**WHAT IS BEING ASKED:**
Search the listing for the string "Republican" and copy every line that contains it.

(Stored items from a collection)

..........

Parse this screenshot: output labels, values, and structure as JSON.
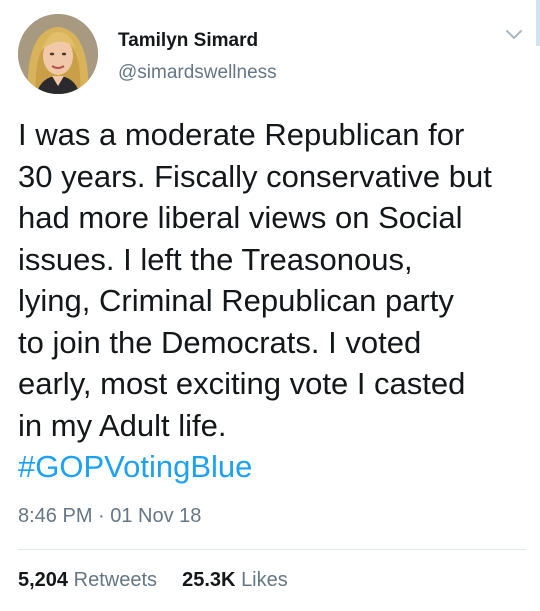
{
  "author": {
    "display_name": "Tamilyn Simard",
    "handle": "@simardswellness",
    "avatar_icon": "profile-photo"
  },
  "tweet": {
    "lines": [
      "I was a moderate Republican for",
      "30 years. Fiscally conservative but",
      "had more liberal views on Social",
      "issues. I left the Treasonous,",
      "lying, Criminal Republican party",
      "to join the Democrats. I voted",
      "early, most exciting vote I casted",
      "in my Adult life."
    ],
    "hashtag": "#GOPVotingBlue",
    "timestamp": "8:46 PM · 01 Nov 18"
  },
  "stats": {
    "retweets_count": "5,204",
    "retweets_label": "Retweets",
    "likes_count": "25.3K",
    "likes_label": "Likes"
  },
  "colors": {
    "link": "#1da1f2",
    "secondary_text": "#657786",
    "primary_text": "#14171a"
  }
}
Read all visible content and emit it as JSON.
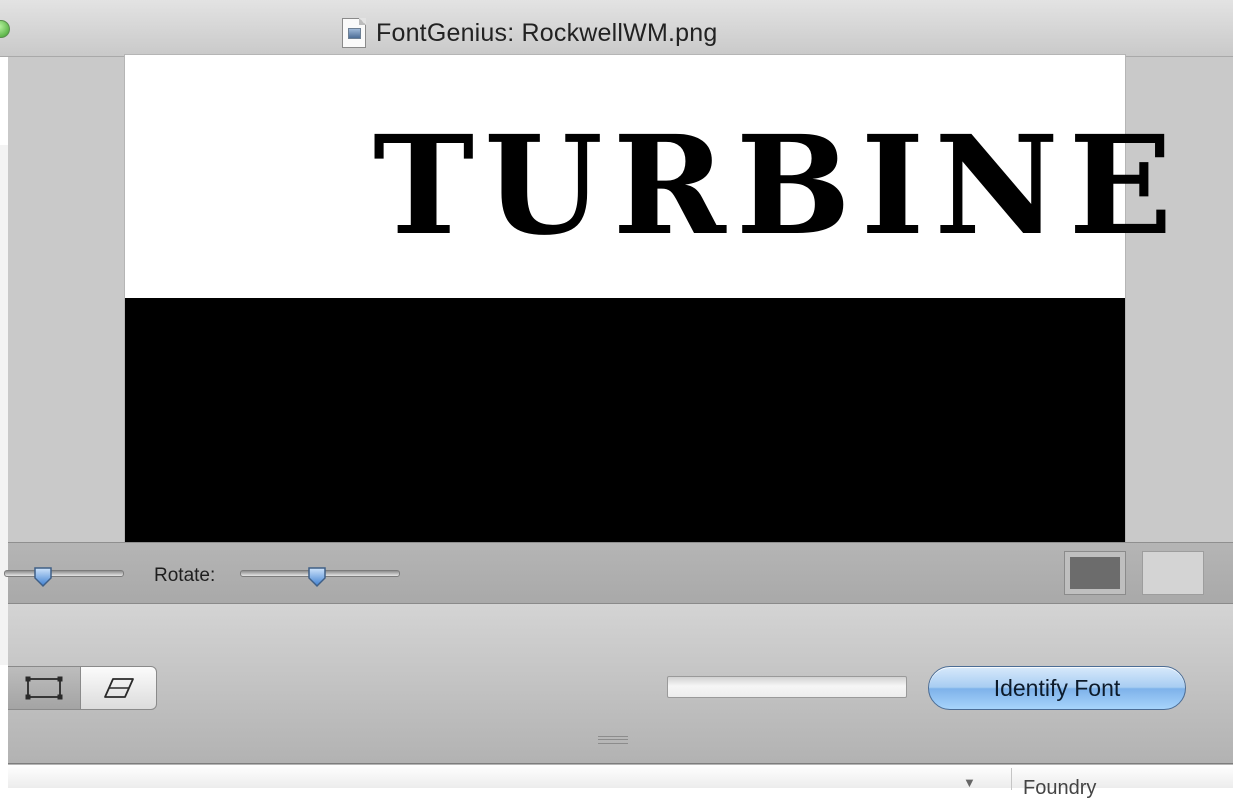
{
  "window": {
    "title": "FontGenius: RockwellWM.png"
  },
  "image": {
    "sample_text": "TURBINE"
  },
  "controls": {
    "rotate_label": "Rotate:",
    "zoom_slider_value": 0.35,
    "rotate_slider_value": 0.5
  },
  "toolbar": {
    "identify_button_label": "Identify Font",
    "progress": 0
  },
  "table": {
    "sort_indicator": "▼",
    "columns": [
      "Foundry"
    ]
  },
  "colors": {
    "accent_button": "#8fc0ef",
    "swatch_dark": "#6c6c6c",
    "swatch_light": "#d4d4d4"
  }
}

..........

**TASK RESULT:**
      "I was a moderate Republican for",
      "lying, Criminal Republican party",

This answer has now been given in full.